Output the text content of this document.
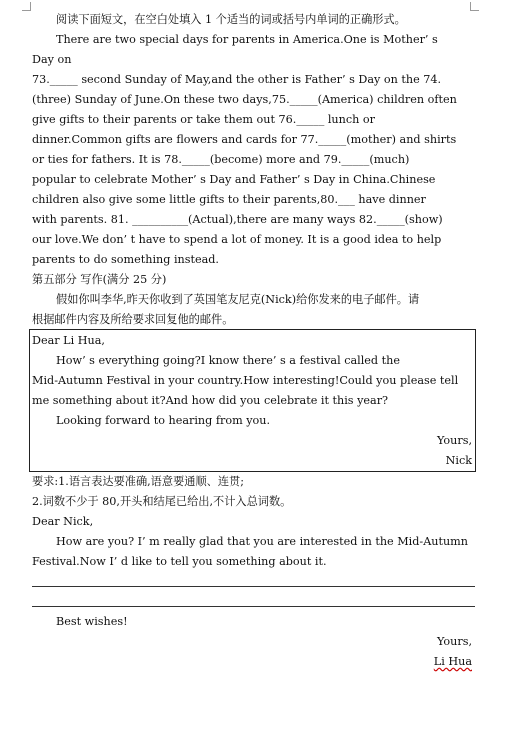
阅读下面短文，在空白处填入 1 个适当的词或括号内单词的正确形式。
There are two special days for parents in America.One is Mother’ s
Day on
73._____ second Sunday of May,and the other is Father’ s Day on the 74.
(three) Sunday of June.On these two days,75._____(America) children often
give gifts to their parents or take them out 76._____ lunch or
dinner.Common gifts are flowers and cards for 77._____(mother) and shirts
or ties for fathers. It is 78._____(become) more and 79._____(much)
popular to celebrate Mother’ s Day and Father’ s Day in China.Chinese
children also give some little gifts to their parents,80.___ have dinner
with parents. 81. __________(Actual),there are many ways 82._____(show)
our love.We don’ t have to spend a lot of money. It is a good idea to help
parents to do something instead.
第五部分 写作(满分 25 分)
假如你叫李华,昨天你收到了英国笔友尼克(Nick)给你发来的电子邮件。请
根据邮件内容及所给要求回复他的邮件。
Dear Li Hua,
How’ s everything going?I know there’ s a festival called the
Mid-Autumn Festival in your country.How interesting!Could you please tell
me something about it?And how did you celebrate it this year?
Looking forward to hearing from you.
Yours,
Nick
要求:1.语言表达要准确,语意要通顺、连贯;
2.词数不少于 80,开头和结尾已给出,不计入总词数。
Dear Nick,
How are you? I’ m really glad that you are interested in the Mid-Autumn
Festival.Now I’ d like to tell you something about it.
Best wishes!
Yours,
Li Hua
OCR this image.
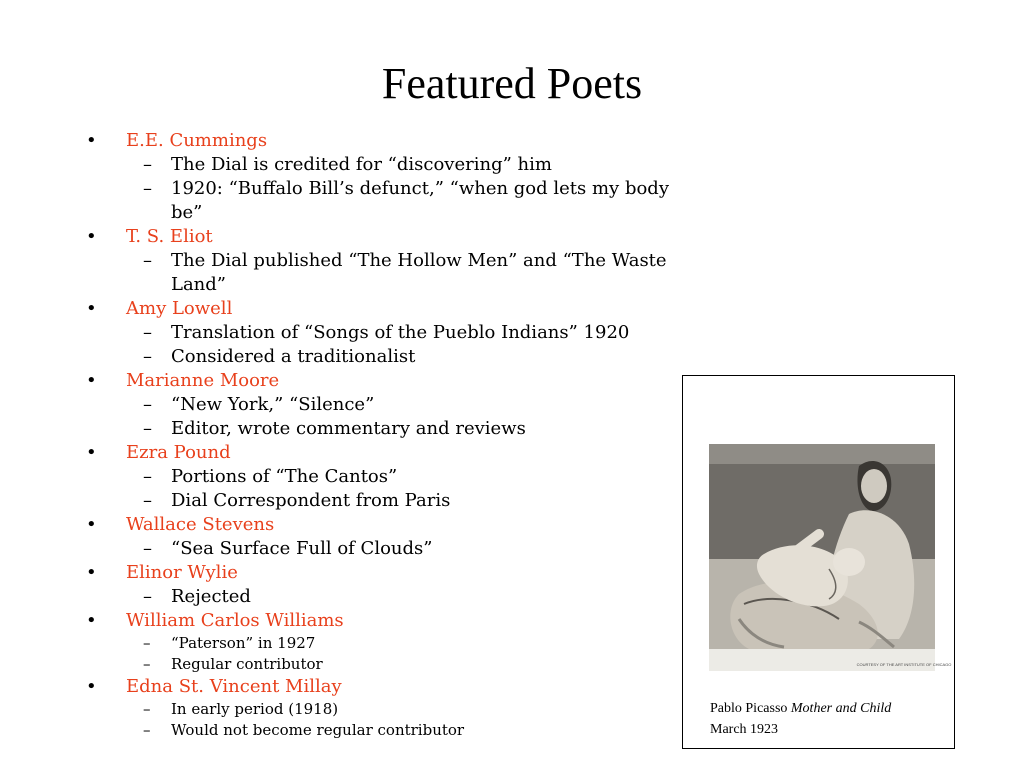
Featured Poets
• E.E. Cummings
– The Dial is credited for “discovering” him
– 1920: “Buffalo Bill’s defunct,” “when god lets my body be”
• T. S. Eliot
– The Dial published “The Hollow Men” and “The Waste Land”
• Amy Lowell
– Translation of “Songs of the Pueblo Indians” 1920
– Considered a traditionalist
• Marianne Moore
– “New York,” “Silence”
– Editor, wrote commentary and reviews
• Ezra Pound
– Portions of “The Cantos”
– Dial Correspondent from Paris
• Wallace Stevens
– “Sea Surface Full of Clouds”
• Elinor Wylie
– Rejected
• William Carlos Williams
– “Paterson” in 1927
– Regular contributor
• Edna St. Vincent Millay
– In early period (1918)
– Would not become regular contributor
COURTESY OF THE ART INSTITUTE OF CHICAGO
Pablo Picasso Mother and Child
March 1923
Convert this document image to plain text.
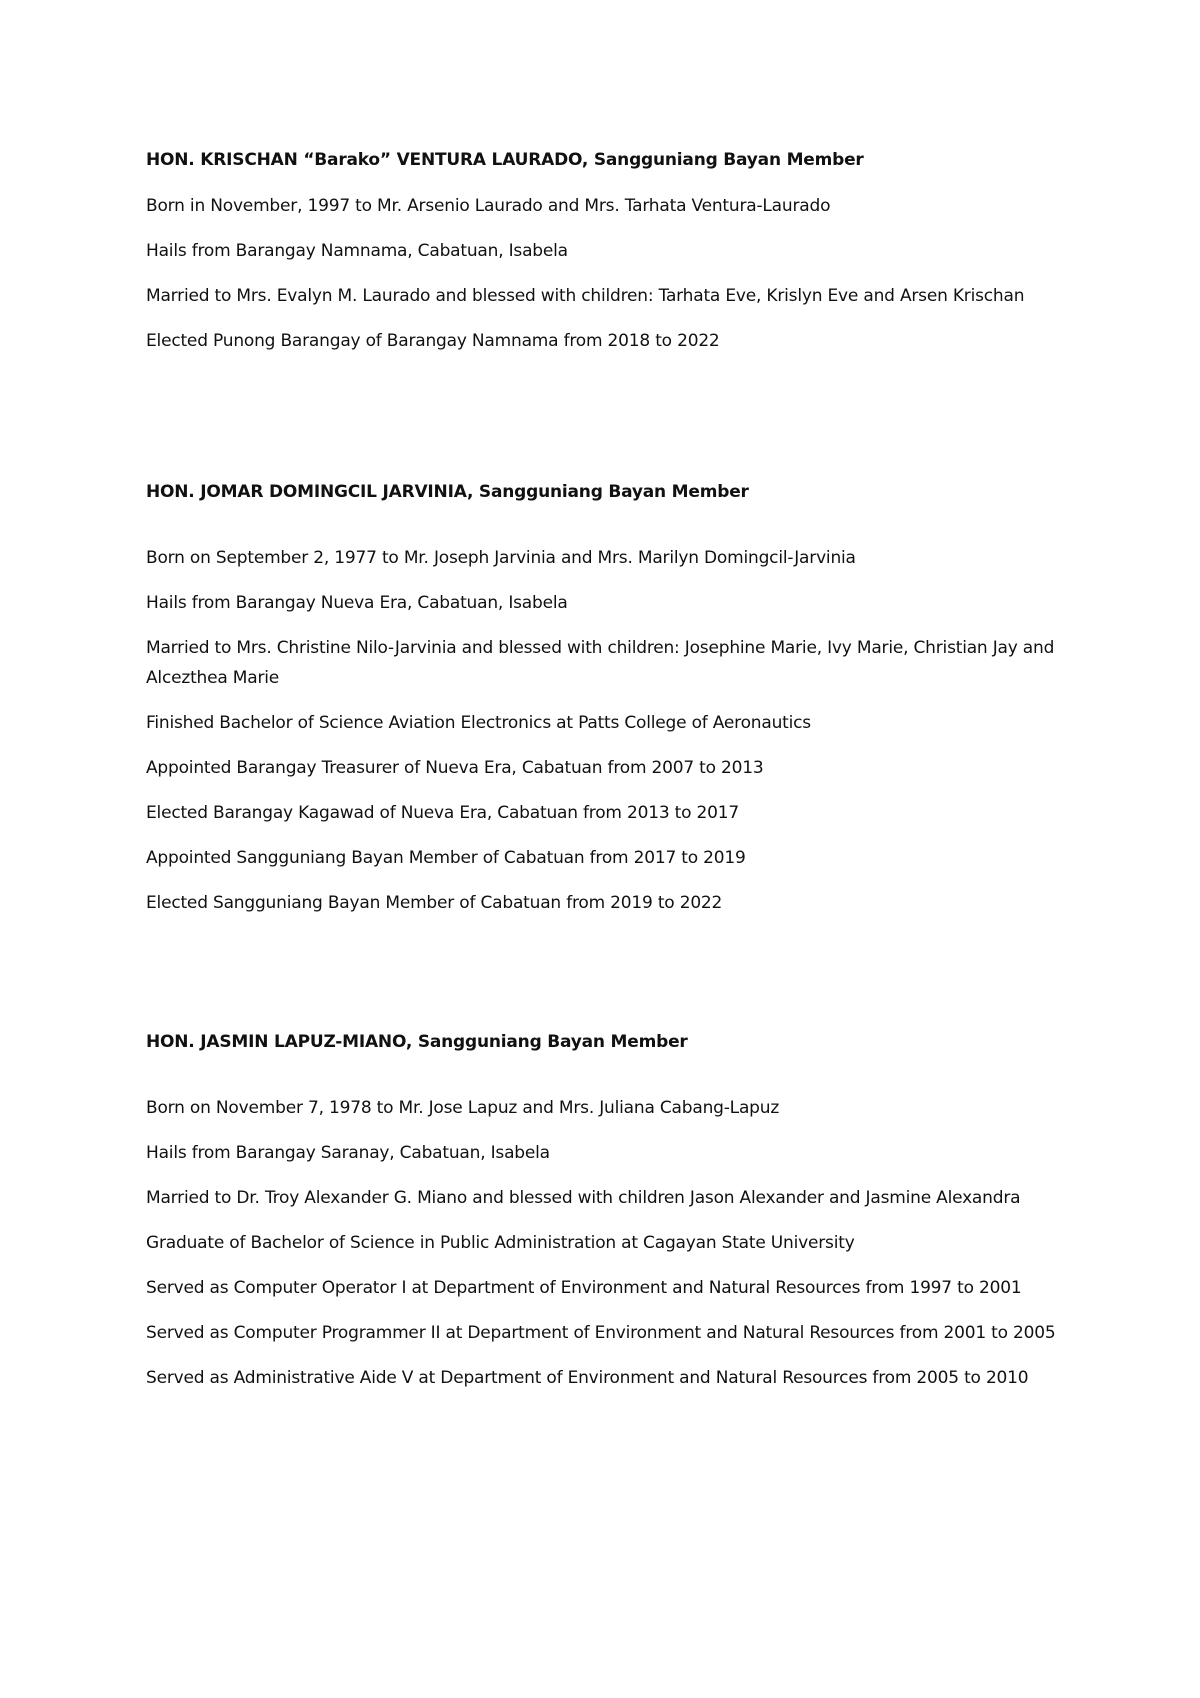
HON. KRISCHAN “Barako” VENTURA LAURADO, Sangguniang Bayan Member

Born in November, 1997 to Mr. Arsenio Laurado and Mrs. Tarhata Ventura-Laurado

Hails from Barangay Namnama, Cabatuan, Isabela

Married to Mrs. Evalyn M. Laurado and blessed with children: Tarhata Eve, Krislyn Eve and Arsen Krischan

Elected Punong Barangay of Barangay Namnama from 2018 to 2022

HON. JOMAR DOMINGCIL JARVINIA, Sangguniang Bayan Member

Born on September 2, 1977 to Mr. Joseph Jarvinia and Mrs. Marilyn Domingcil-Jarvinia

Hails from Barangay Nueva Era, Cabatuan, Isabela

Married to Mrs. Christine Nilo-Jarvinia and blessed with children: Josephine Marie, Ivy Marie, Christian Jay and Alcezthea Marie

Finished Bachelor of Science Aviation Electronics at Patts College of Aeronautics

Appointed Barangay Treasurer of Nueva Era, Cabatuan from 2007 to 2013

Elected Barangay Kagawad of Nueva Era, Cabatuan from 2013 to 2017

Appointed Sangguniang Bayan Member of Cabatuan from 2017 to 2019

Elected Sangguniang Bayan Member of Cabatuan from 2019 to 2022

HON. JASMIN LAPUZ-MIANO, Sangguniang Bayan Member

Born on November 7, 1978 to Mr. Jose Lapuz and Mrs. Juliana Cabang-Lapuz

Hails from Barangay Saranay, Cabatuan, Isabela

Married to Dr. Troy Alexander G. Miano and blessed with children Jason Alexander and Jasmine Alexandra

Graduate of Bachelor of Science in Public Administration at Cagayan State University

Served as Computer Operator I at Department of Environment and Natural Resources from 1997 to 2001

Served as Computer Programmer II at Department of Environment and Natural Resources from 2001 to 2005

Served as Administrative Aide V at Department of Environment and Natural Resources from 2005 to 2010
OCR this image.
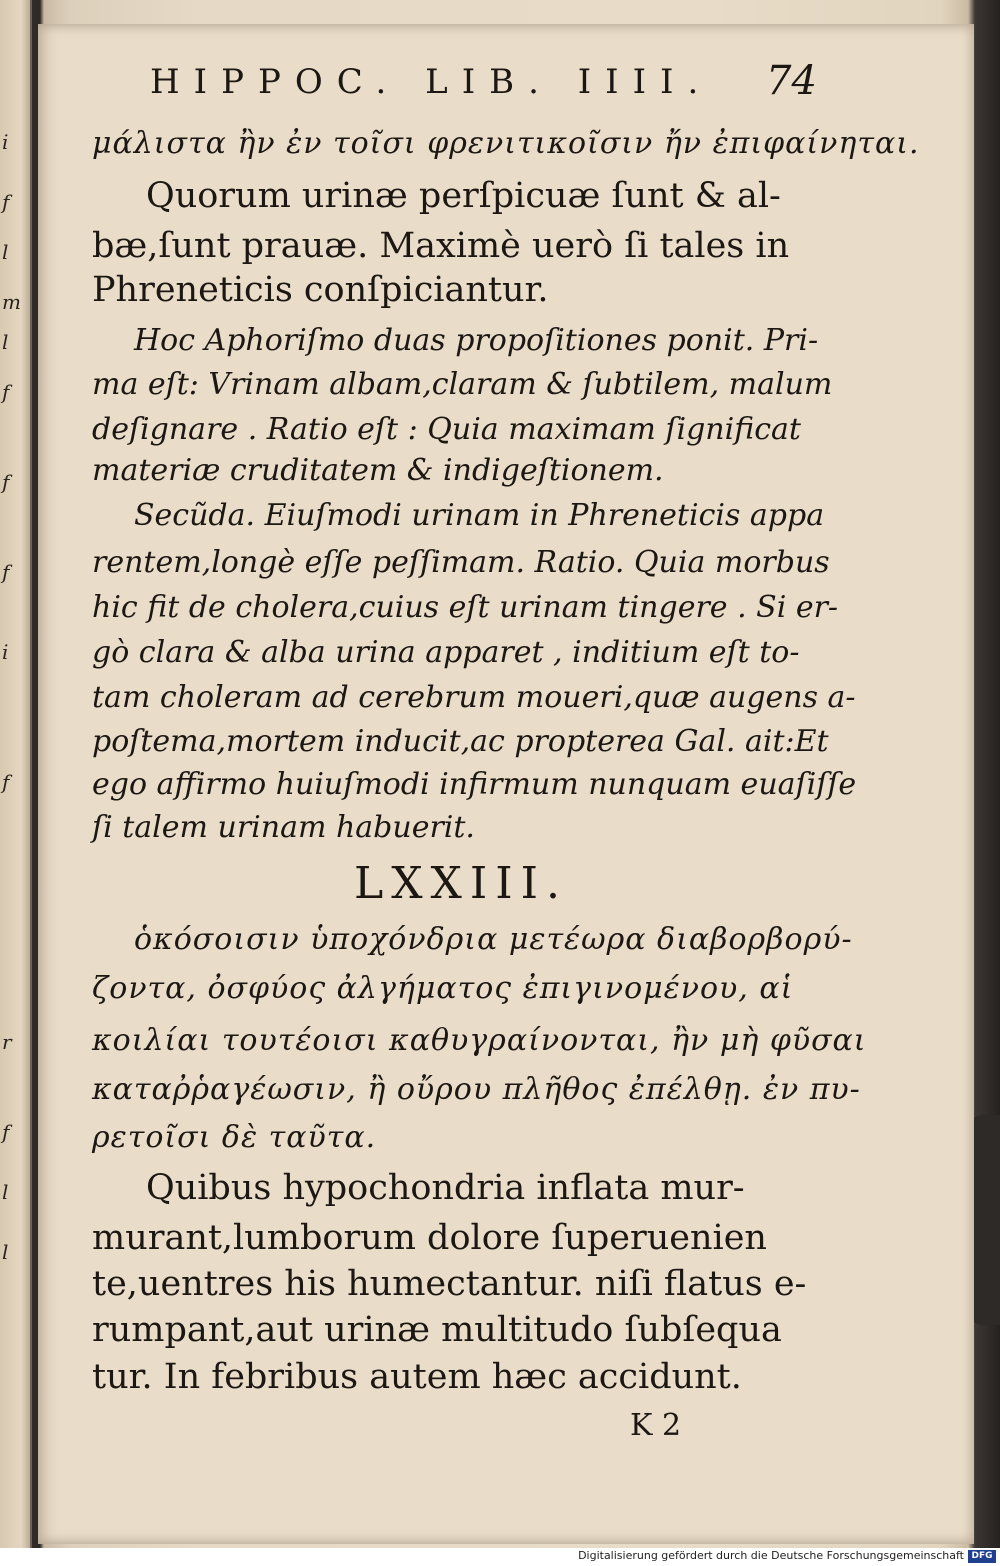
i
f
l
m
l
f
f
f
i
f
r
f
l
l
HIPPOC. LIB. IIII. 74
μάλιστα ἢν ἐν τοῖσι φρενιτικοῖσιν ἤν ἐπιφαίνηται.
Quorum urinæ perſpicuæ ſunt & al-
bæ,ſunt prauæ. Maximè uerò ſi tales in
Phreneticis conſpiciantur.
Hoc Aphoriſmo duas propoſitiones ponit. Pri-
ma eſt: Vrinam albam,claram & ſubtilem, malum
deſignare . Ratio eſt : Quia maximam ſignificat
materiæ cruditatem & indigeſtionem.
Secũda. Eiuſmodi urinam in Phreneticis appa
rentem,longè eſſe peſſimam. Ratio. Quia morbus
hic fit de cholera,cuius eſt urinam tingere . Si er-
gò clara & alba urina apparet , inditium eſt to-
tam choleram ad cerebrum moueri,quæ augens a-
poſtema,mortem inducit,ac propterea Gal. ait:Et
ego affirmo huiuſmodi infirmum nunquam euaſiſſe
ſi talem urinam habuerit.
LXXIII.
ὁκόσοισιν ὑποχόνδρια μετέωρα διαβορβορύ-
ζοντα, ὀσφύος ἀλγήματος ἐπιγινομένου, αἱ
κοιλίαι τουτέοισι καθυγραίνονται, ἢν μὴ φῦσαι
καταῤῥαγέωσιν, ἢ οὔρου πλῆθος ἐπέλθῃ. ἐν πυ-
ρετοῖσι δὲ ταῦτα.
Quibus hypochondria inflata mur-
murant,lumborum dolore ſuperuenien
te,uentres his humectantur. niſi flatus e-
rumpant,aut urinæ multitudo ſubſequa
tur. In febribus autem hæc accidunt.
K 2
Digitalisierung gefördert durch die Deutsche Forschungsgemeinschaft DFG
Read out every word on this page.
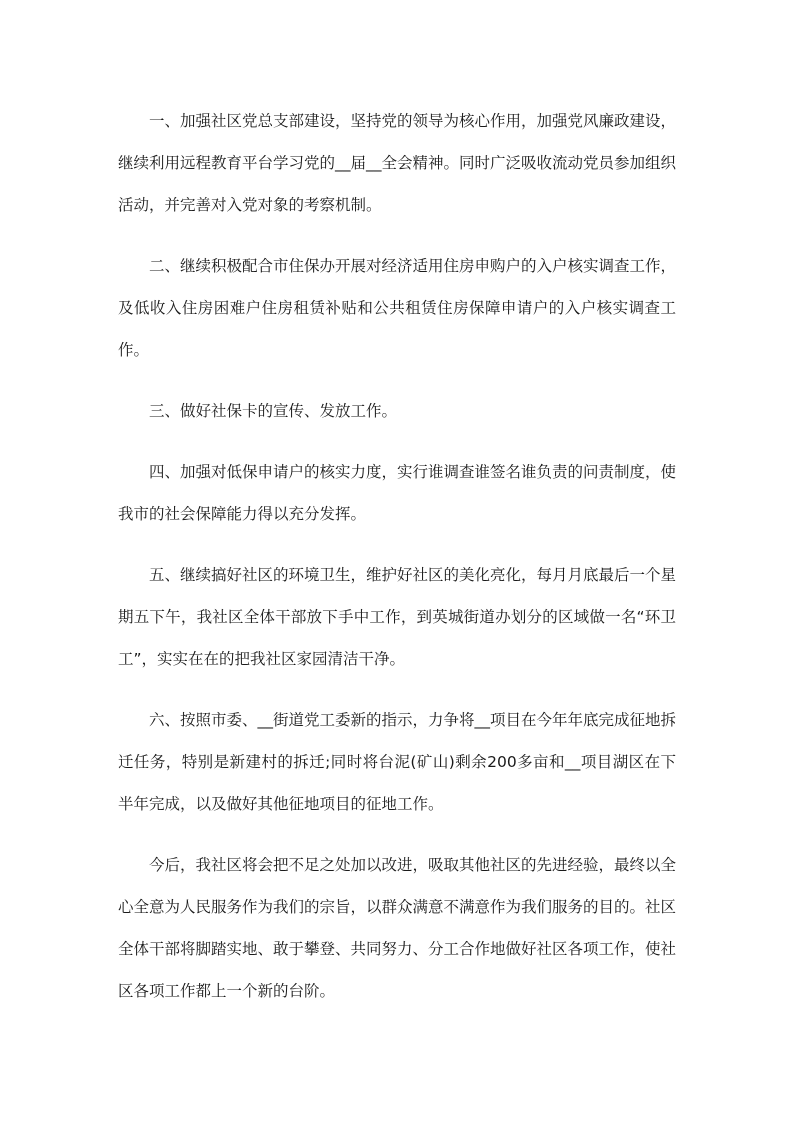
一、加强社区党总支部建设，坚持党的领导为核心作用，加强党风廉政建设，继续利用远程教育平台学习党的__届__全会精神。同时广泛吸收流动党员参加组织活动，并完善对入党对象的考察机制。

二、继续积极配合市住保办开展对经济适用住房申购户的入户核实调查工作，及低收入住房困难户住房租赁补贴和公共租赁住房保障申请户的入户核实调查工作。

三、做好社保卡的宣传、发放工作。

四、加强对低保申请户的核实力度，实行谁调查谁签名谁负责的问责制度，使我市的社会保障能力得以充分发挥。

五、继续搞好社区的环境卫生，维护好社区的美化亮化，每月月底最后一个星期五下午，我社区全体干部放下手中工作，到英城街道办划分的区域做一名“环卫工”，实实在在的把我社区家园清洁干净。

六、按照市委、__街道党工委新的指示，力争将__项目在今年年底完成征地拆迁任务，特别是新建村的拆迁;同时将台泥(矿山)剩余200多亩和__项目湖区在下半年完成，以及做好其他征地项目的征地工作。

今后，我社区将会把不足之处加以改进，吸取其他社区的先进经验，最终以全心全意为人民服务作为我们的宗旨，以群众满意不满意作为我们服务的目的。社区全体干部将脚踏实地、敢于攀登、共同努力、分工合作地做好社区各项工作，使社区各项工作都上一个新的台阶。
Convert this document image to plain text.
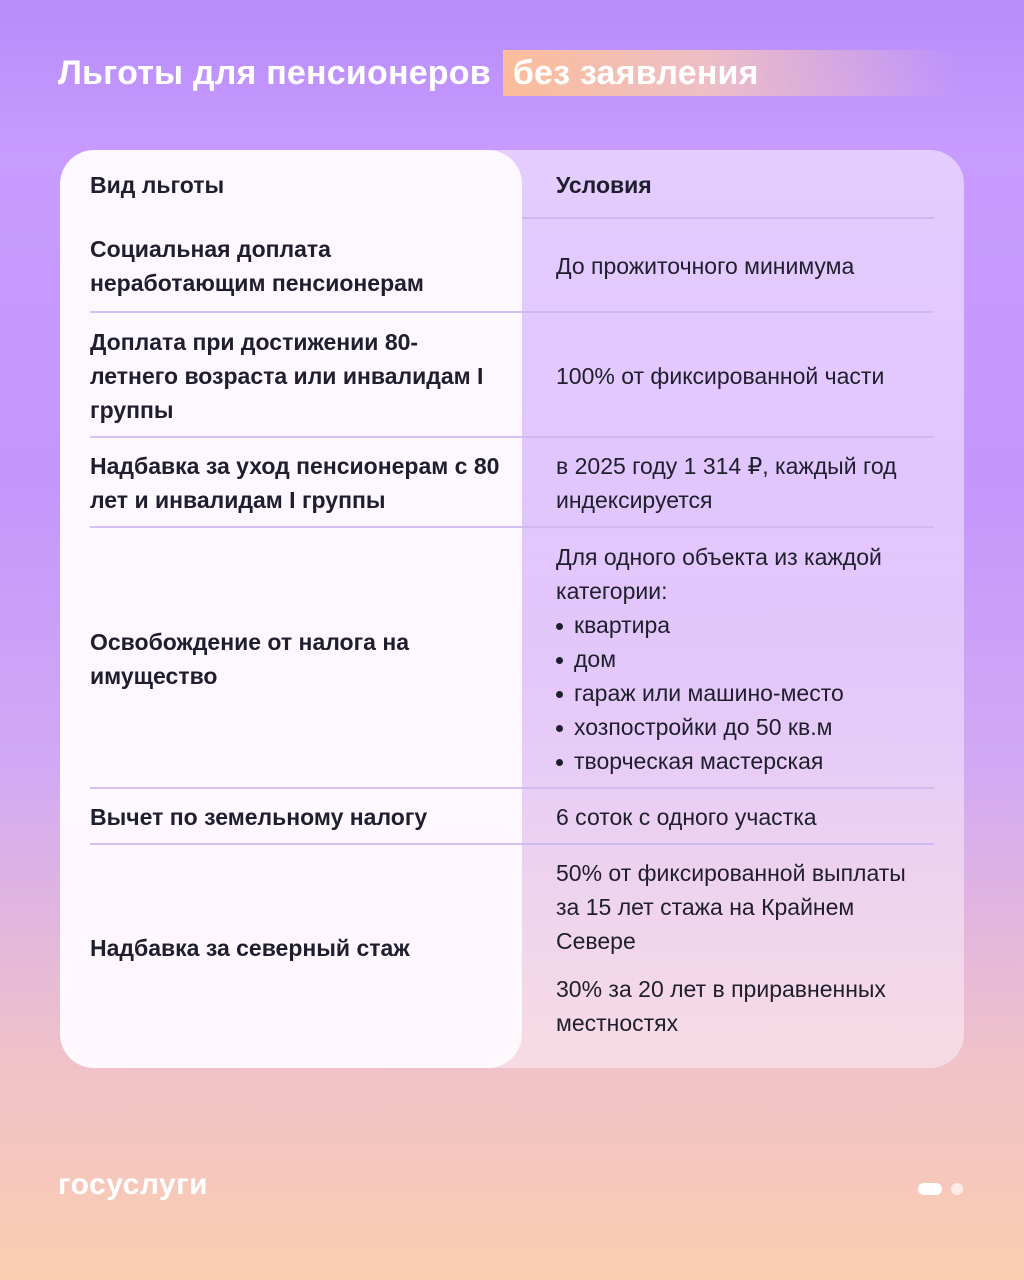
Льготы для пенсионеров без заявления
Вид льготы	Условия
Социальная доплата неработающим пенсионерам
До прожиточного минимума
Доплата при достижении 80-летнего возраста или инвалидам I группы
100% от фиксированной части
Надбавка за уход пенсионерам с 80 лет и инвалидам I группы
в 2025 году 1 314 ₽, каждый год индексируется
Освобождение от налога на имущество
Для одного объекта из каждой категории:
квартира
дом
гараж или машино-место
хозпостройки до 50 кв.м
творческая мастерская
Вычет по земельному налогу	6 соток с одного участка
Надбавка за северный стаж
50% от фиксированной выплаты за 15 лет стажа на Крайнем Севере
30% за 20 лет в приравненных местностях
госуслуги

AIM >> Calculate how many lines of the material include the string "Bayan", and state that number by itself.

SOLUTION TO THIS EXERCISE >> 5